### To be done
Reproduce the material in full, unchanged.

### Material shown
* * *
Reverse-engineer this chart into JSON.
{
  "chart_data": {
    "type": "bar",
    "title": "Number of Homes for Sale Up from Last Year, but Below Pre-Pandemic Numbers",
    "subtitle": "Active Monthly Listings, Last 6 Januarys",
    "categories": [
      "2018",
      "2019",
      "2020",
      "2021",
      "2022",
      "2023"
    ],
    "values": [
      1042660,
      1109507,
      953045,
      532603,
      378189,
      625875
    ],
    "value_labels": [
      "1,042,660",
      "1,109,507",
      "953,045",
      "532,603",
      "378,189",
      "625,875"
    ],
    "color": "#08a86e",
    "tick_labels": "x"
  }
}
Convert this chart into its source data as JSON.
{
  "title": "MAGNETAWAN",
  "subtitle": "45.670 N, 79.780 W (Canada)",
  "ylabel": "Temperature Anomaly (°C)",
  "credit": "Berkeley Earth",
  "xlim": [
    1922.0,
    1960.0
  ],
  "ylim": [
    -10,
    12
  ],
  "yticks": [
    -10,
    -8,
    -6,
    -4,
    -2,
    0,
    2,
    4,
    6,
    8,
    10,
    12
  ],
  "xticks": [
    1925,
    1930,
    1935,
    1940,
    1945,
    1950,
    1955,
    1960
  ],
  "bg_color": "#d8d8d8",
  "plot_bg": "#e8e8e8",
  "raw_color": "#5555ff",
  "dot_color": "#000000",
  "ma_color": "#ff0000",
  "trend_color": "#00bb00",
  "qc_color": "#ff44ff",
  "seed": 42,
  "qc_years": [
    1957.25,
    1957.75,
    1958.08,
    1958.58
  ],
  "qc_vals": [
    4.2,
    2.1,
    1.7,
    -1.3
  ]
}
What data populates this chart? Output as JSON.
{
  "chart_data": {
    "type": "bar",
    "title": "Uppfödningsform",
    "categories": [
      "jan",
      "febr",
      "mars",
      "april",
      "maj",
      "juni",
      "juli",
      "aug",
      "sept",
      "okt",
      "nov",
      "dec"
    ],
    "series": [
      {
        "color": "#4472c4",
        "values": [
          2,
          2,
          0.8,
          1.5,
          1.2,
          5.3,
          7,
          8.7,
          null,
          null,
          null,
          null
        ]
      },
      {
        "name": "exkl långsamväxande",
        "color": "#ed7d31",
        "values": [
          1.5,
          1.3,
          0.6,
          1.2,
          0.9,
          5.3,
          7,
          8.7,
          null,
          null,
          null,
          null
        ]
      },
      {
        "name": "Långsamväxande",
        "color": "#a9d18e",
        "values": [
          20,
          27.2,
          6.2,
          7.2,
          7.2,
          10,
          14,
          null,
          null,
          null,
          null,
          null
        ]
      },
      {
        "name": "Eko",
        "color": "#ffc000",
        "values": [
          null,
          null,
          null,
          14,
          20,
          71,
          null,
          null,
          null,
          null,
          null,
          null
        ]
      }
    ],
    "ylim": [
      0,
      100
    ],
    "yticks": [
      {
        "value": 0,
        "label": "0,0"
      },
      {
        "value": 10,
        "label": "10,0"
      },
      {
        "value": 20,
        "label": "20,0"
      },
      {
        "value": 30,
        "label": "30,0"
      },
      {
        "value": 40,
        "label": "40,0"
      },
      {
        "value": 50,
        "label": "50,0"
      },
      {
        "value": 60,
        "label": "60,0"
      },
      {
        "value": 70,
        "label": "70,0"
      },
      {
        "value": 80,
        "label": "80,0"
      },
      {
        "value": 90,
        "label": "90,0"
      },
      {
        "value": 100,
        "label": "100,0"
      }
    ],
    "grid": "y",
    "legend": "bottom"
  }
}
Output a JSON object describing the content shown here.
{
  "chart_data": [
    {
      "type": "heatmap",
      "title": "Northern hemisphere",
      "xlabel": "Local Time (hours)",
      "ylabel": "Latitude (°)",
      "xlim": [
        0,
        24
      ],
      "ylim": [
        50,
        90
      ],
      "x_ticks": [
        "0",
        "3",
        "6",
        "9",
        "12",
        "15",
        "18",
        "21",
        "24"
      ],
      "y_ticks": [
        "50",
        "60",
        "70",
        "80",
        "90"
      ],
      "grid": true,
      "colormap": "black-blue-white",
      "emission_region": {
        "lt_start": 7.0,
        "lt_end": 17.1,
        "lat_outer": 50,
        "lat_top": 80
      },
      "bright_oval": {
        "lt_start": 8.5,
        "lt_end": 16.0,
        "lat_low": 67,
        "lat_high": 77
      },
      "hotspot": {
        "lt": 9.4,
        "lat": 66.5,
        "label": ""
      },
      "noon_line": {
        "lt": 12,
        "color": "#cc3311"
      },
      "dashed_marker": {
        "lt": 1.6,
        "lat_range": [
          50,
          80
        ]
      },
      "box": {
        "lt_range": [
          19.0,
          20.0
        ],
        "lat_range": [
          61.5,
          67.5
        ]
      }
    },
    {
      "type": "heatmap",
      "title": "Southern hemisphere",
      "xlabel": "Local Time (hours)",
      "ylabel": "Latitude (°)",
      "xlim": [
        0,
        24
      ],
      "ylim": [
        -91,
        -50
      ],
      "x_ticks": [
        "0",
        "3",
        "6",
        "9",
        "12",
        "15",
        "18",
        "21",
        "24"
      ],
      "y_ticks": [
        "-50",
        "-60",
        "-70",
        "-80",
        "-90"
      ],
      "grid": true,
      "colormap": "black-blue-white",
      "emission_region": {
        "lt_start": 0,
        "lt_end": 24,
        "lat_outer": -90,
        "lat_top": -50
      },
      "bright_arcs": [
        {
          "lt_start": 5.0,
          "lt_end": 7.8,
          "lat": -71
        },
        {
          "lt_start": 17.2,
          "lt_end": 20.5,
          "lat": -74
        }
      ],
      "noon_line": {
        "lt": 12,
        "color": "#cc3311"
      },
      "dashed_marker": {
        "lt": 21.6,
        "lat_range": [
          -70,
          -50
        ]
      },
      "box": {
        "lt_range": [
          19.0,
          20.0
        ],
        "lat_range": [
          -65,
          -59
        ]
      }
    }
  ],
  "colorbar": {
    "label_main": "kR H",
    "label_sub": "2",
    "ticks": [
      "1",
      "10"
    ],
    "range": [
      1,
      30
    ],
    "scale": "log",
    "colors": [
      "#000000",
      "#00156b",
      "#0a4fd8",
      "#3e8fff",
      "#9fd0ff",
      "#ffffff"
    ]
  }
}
* * *
### Correct result
Reverse-engineer this chart into JSON.
{
  "chart_data": {
    "type": "bar",
    "title": "Number of Homes for Sale Up from Last Year, but Below Pre-Pandemic Numbers",
    "subtitle": "Active Monthly Listings, Last 6 Januarys",
    "categories": [
      "2018",
      "2019",
      "2020",
      "2021",
      "2022",
      "2023"
    ],
    "values": [
      1042660,
      1109507,
      953045,
      532603,
      378189,
      625875
    ],
    "value_labels": [
      "1,042,660",
      "1,109,507",
      "953,045",
      "532,603",
      "378,189",
      "625,875"
    ],
    "color": "#08a86e",
    "tick_labels": "x"
  }
}
Convert this chart into its source data as JSON.
{
  "title": "MAGNETAWAN",
  "subtitle": "45.670 N, 79.780 W (Canada)",
  "ylabel": "Temperature Anomaly (°C)",
  "credit": "Berkeley Earth",
  "xlim": [
    1922.0,
    1960.0
  ],
  "ylim": [
    -10,
    12
  ],
  "yticks": [
    -10,
    -8,
    -6,
    -4,
    -2,
    0,
    2,
    4,
    6,
    8,
    10,
    12
  ],
  "xticks": [
    1925,
    1930,
    1935,
    1940,
    1945,
    1950,
    1955,
    1960
  ],
  "bg_color": "#d8d8d8",
  "plot_bg": "#e8e8e8",
  "raw_color": "#5555ff",
  "dot_color": "#000000",
  "ma_color": "#ff0000",
  "trend_color": "#00bb00",
  "qc_color": "#ff44ff",
  "seed": 42,
  "qc_years": [
    1957.25,
    1957.75,
    1958.08,
    1958.58
  ],
  "qc_vals": [
    4.2,
    2.1,
    1.7,
    -1.3
  ]
}
What data populates this chart? Output as JSON.
{
  "chart_data": {
    "type": "bar",
    "title": "Uppfödningsform",
    "categories": [
      "jan",
      "febr",
      "mars",
      "april",
      "maj",
      "juni",
      "juli",
      "aug",
      "sept",
      "okt",
      "nov",
      "dec"
    ],
    "series": [
      {
        "color": "#4472c4",
        "values": [
          2,
          2,
          0.8,
          1.5,
          1.2,
          5.3,
          7,
          8.7,
          null,
          null,
          null,
          null
        ]
      },
      {
        "name": "exkl långsamväxande",
        "color": "#ed7d31",
        "values": [
          1.5,
          1.3,
          0.6,
          1.2,
          0.9,
          5.3,
          7,
          8.7,
          null,
          null,
          null,
          null
        ]
      },
      {
        "name": "Långsamväxande",
        "color": "#a9d18e",
        "values": [
          20,
          27.2,
          6.2,
          7.2,
          7.2,
          10,
          14,
          null,
          null,
          null,
          null,
          null
        ]
      },
      {
        "name": "Eko",
        "color": "#ffc000",
        "values": [
          null,
          null,
          null,
          14,
          20,
          71,
          null,
          null,
          null,
          null,
          null,
          null
        ]
      }
    ],
    "ylim": [
      0,
      100
    ],
    "yticks": [
      {
        "value": 0,
        "label": "0,0"
      },
      {
        "value": 10,
        "label": "10,0"
      },
      {
        "value": 20,
        "label": "20,0"
      },
      {
        "value": 30,
        "label": "30,0"
      },
      {
        "value": 40,
        "label": "40,0"
      },
      {
        "value": 50,
        "label": "50,0"
      },
      {
        "value": 60,
        "label": "60,0"
      },
      {
        "value": 70,
        "label": "70,0"
      },
      {
        "value": 80,
        "label": "80,0"
      },
      {
        "value": 90,
        "label": "90,0"
      },
      {
        "value": 100,
        "label": "100,0"
      }
    ],
    "grid": "y",
    "legend": "bottom"
  }
}
Output a JSON object describing the content shown here.
{
  "chart_data": [
    {
      "type": "heatmap",
      "title": "Northern hemisphere",
      "xlabel": "Local Time (hours)",
      "ylabel": "Latitude (°)",
      "xlim": [
        0,
        24
      ],
      "ylim": [
        50,
        90
      ],
      "x_ticks": [
        "0",
        "3",
        "6",
        "9",
        "12",
        "15",
        "18",
        "21",
        "24"
      ],
      "y_ticks": [
        "50",
        "60",
        "70",
        "80",
        "90"
      ],
      "grid": true,
      "colormap": "black-blue-white",
      "emission_region": {
        "lt_start": 7.0,
        "lt_end": 17.1,
        "lat_outer": 50,
        "lat_top": 80
      },
      "bright_oval": {
        "lt_start": 8.5,
        "lt_end": 16.0,
        "lat_low": 67,
        "lat_high": 77
      },
      "hotspot": {
        "lt": 9.4,
        "lat": 66.5,
        "label": ""
      },
      "noon_line": {
        "lt": 12,
        "color": "#cc3311"
      },
      "dashed_marker": {
        "lt": 1.6,
        "lat_range": [
          50,
          80
        ]
      },
      "box": {
        "lt_range": [
          19.0,
          20.0
        ],
        "lat_range": [
          61.5,
          67.5
        ]
      }
    },
    {
      "type": "heatmap",
      "title": "Southern hemisphere",
      "xlabel": "Local Time (hours)",
      "ylabel": "Latitude (°)",
      "xlim": [
        0,
        24
      ],
      "ylim": [
        -91,
        -50
      ],
      "x_ticks": [
        "0",
        "3",
        "6",
        "9",
        "12",
        "15",
        "18",
        "21",
        "24"
      ],
      "y_ticks": [
        "-50",
        "-60",
        "-70",
        "-80",
        "-90"
      ],
      "grid": true,
      "colormap": "black-blue-white",
      "emission_region": {
        "lt_start": 0,
        "lt_end": 24,
        "lat_outer": -90,
        "lat_top": -50
      },
      "bright_arcs": [
        {
          "lt_start": 5.0,
          "lt_end": 7.8,
          "lat": -71
        },
        {
          "lt_start": 17.2,
          "lt_end": 20.5,
          "lat": -74
        }
      ],
      "noon_line": {
        "lt": 12,
        "color": "#cc3311"
      },
      "dashed_marker": {
        "lt": 21.6,
        "lat_range": [
          -70,
          -50
        ]
      },
      "box": {
        "lt_range": [
          19.0,
          20.0
        ],
        "lat_range": [
          -65,
          -59
        ]
      }
    }
  ],
  "colorbar": {
    "label_main": "kR H",
    "label_sub": "2",
    "ticks": [
      "1",
      "10"
    ],
    "range": [
      1,
      30
    ],
    "scale": "log",
    "colors": [
      "#000000",
      "#00156b",
      "#0a4fd8",
      "#3e8fff",
      "#9fd0ff",
      "#ffffff"
    ]
  }
}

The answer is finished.